Your task :: Please give the listing again in its entirety, exactly as written.

Records shown ::
BEGIN
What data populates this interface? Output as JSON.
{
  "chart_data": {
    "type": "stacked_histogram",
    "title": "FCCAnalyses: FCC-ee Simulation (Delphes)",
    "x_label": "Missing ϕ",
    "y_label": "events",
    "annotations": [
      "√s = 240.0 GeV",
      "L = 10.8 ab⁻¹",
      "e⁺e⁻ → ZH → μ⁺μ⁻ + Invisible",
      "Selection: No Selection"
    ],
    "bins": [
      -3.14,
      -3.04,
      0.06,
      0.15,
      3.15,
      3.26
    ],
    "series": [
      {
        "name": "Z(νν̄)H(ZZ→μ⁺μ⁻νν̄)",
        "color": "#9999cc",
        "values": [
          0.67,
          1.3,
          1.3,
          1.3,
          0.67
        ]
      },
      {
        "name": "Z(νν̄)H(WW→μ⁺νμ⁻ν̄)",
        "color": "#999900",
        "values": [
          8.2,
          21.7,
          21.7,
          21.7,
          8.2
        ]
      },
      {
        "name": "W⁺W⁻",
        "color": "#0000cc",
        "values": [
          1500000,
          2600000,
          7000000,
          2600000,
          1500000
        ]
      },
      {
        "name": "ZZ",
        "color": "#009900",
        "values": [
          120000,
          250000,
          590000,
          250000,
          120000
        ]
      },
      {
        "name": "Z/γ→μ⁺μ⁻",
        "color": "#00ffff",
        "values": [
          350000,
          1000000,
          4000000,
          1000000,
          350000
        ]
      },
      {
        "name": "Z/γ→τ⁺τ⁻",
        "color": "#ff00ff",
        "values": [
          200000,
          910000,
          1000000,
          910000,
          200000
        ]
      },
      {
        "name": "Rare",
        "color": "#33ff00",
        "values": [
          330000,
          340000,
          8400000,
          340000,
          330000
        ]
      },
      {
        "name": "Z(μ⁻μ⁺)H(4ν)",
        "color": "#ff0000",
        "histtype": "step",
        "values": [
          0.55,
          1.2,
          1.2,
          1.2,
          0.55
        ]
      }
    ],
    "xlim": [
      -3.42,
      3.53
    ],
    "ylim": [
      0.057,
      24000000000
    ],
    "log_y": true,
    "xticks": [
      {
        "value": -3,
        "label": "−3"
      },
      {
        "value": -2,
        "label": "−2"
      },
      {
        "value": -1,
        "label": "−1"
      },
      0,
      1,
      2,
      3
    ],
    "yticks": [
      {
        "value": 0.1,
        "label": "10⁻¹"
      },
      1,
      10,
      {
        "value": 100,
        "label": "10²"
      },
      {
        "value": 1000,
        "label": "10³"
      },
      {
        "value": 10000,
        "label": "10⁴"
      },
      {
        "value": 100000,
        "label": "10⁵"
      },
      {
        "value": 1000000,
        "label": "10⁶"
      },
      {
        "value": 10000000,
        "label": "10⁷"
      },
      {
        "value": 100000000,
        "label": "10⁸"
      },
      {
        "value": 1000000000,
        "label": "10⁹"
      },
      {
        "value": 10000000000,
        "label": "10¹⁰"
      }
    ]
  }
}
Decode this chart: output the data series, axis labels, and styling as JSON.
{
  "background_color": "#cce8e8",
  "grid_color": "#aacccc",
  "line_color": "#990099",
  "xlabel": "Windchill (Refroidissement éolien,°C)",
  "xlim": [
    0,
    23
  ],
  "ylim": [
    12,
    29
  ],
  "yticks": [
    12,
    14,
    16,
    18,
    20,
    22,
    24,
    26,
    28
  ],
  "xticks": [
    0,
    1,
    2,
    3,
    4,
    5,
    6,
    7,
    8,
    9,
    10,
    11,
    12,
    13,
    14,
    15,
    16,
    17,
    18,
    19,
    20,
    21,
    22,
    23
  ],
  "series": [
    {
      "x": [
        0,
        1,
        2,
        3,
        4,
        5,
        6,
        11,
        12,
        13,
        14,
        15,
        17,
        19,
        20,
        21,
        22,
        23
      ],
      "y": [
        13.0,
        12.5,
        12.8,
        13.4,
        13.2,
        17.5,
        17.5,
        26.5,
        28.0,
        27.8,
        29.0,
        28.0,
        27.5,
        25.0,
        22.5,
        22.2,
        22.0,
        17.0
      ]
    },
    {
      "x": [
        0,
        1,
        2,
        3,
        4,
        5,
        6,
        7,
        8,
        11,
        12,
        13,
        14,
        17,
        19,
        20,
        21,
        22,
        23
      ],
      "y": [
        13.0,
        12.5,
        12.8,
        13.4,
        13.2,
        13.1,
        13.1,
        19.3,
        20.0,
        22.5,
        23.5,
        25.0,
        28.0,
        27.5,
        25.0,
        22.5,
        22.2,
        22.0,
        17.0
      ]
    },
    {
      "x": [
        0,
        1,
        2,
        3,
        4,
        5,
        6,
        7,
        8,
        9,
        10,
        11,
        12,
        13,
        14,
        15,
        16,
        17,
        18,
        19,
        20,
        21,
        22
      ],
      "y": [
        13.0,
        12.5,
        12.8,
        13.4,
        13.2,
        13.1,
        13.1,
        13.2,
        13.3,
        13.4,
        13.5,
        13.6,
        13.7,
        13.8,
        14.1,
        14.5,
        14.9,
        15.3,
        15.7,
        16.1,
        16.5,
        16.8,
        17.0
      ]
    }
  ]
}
END
Output below ::
What data populates this interface? Output as JSON.
{
  "chart_data": {
    "type": "stacked_histogram",
    "title": "FCCAnalyses: FCC-ee Simulation (Delphes)",
    "x_label": "Missing ϕ",
    "y_label": "events",
    "annotations": [
      "√s = 240.0 GeV",
      "L = 10.8 ab⁻¹",
      "e⁺e⁻ → ZH → μ⁺μ⁻ + Invisible",
      "Selection: No Selection"
    ],
    "bins": [
      -3.14,
      -3.04,
      0.06,
      0.15,
      3.15,
      3.26
    ],
    "series": [
      {
        "name": "Z(νν̄)H(ZZ→μ⁺μ⁻νν̄)",
        "color": "#9999cc",
        "values": [
          0.67,
          1.3,
          1.3,
          1.3,
          0.67
        ]
      },
      {
        "name": "Z(νν̄)H(WW→μ⁺νμ⁻ν̄)",
        "color": "#999900",
        "values": [
          8.2,
          21.7,
          21.7,
          21.7,
          8.2
        ]
      },
      {
        "name": "W⁺W⁻",
        "color": "#0000cc",
        "values": [
          1500000,
          2600000,
          7000000,
          2600000,
          1500000
        ]
      },
      {
        "name": "ZZ",
        "color": "#009900",
        "values": [
          120000,
          250000,
          590000,
          250000,
          120000
        ]
      },
      {
        "name": "Z/γ→μ⁺μ⁻",
        "color": "#00ffff",
        "values": [
          350000,
          1000000,
          4000000,
          1000000,
          350000
        ]
      },
      {
        "name": "Z/γ→τ⁺τ⁻",
        "color": "#ff00ff",
        "values": [
          200000,
          910000,
          1000000,
          910000,
          200000
        ]
      },
      {
        "name": "Rare",
        "color": "#33ff00",
        "values": [
          330000,
          340000,
          8400000,
          340000,
          330000
        ]
      },
      {
        "name": "Z(μ⁻μ⁺)H(4ν)",
        "color": "#ff0000",
        "histtype": "step",
        "values": [
          0.55,
          1.2,
          1.2,
          1.2,
          0.55
        ]
      }
    ],
    "xlim": [
      -3.42,
      3.53
    ],
    "ylim": [
      0.057,
      24000000000
    ],
    "log_y": true,
    "xticks": [
      {
        "value": -3,
        "label": "−3"
      },
      {
        "value": -2,
        "label": "−2"
      },
      {
        "value": -1,
        "label": "−1"
      },
      0,
      1,
      2,
      3
    ],
    "yticks": [
      {
        "value": 0.1,
        "label": "10⁻¹"
      },
      1,
      10,
      {
        "value": 100,
        "label": "10²"
      },
      {
        "value": 1000,
        "label": "10³"
      },
      {
        "value": 10000,
        "label": "10⁴"
      },
      {
        "value": 100000,
        "label": "10⁵"
      },
      {
        "value": 1000000,
        "label": "10⁶"
      },
      {
        "value": 10000000,
        "label": "10⁷"
      },
      {
        "value": 100000000,
        "label": "10⁸"
      },
      {
        "value": 1000000000,
        "label": "10⁹"
      },
      {
        "value": 10000000000,
        "label": "10¹⁰"
      }
    ]
  }
}
Decode this chart: output the data series, axis labels, and styling as JSON.
{
  "background_color": "#cce8e8",
  "grid_color": "#aacccc",
  "line_color": "#990099",
  "xlabel": "Windchill (Refroidissement éolien,°C)",
  "xlim": [
    0,
    23
  ],
  "ylim": [
    12,
    29
  ],
  "yticks": [
    12,
    14,
    16,
    18,
    20,
    22,
    24,
    26,
    28
  ],
  "xticks": [
    0,
    1,
    2,
    3,
    4,
    5,
    6,
    7,
    8,
    9,
    10,
    11,
    12,
    13,
    14,
    15,
    16,
    17,
    18,
    19,
    20,
    21,
    22,
    23
  ],
  "series": [
    {
      "x": [
        0,
        1,
        2,
        3,
        4,
        5,
        6,
        11,
        12,
        13,
        14,
        15,
        17,
        19,
        20,
        21,
        22,
        23
      ],
      "y": [
        13.0,
        12.5,
        12.8,
        13.4,
        13.2,
        17.5,
        17.5,
        26.5,
        28.0,
        27.8,
        29.0,
        28.0,
        27.5,
        25.0,
        22.5,
        22.2,
        22.0,
        17.0
      ]
    },
    {
      "x": [
        0,
        1,
        2,
        3,
        4,
        5,
        6,
        7,
        8,
        11,
        12,
        13,
        14,
        17,
        19,
        20,
        21,
        22,
        23
      ],
      "y": [
        13.0,
        12.5,
        12.8,
        13.4,
        13.2,
        13.1,
        13.1,
        19.3,
        20.0,
        22.5,
        23.5,
        25.0,
        28.0,
        27.5,
        25.0,
        22.5,
        22.2,
        22.0,
        17.0
      ]
    },
    {
      "x": [
        0,
        1,
        2,
        3,
        4,
        5,
        6,
        7,
        8,
        9,
        10,
        11,
        12,
        13,
        14,
        15,
        16,
        17,
        18,
        19,
        20,
        21,
        22
      ],
      "y": [
        13.0,
        12.5,
        12.8,
        13.4,
        13.2,
        13.1,
        13.1,
        13.2,
        13.3,
        13.4,
        13.5,
        13.6,
        13.7,
        13.8,
        14.1,
        14.5,
        14.9,
        15.3,
        15.7,
        16.1,
        16.5,
        16.8,
        17.0
      ]
    }
  ]
}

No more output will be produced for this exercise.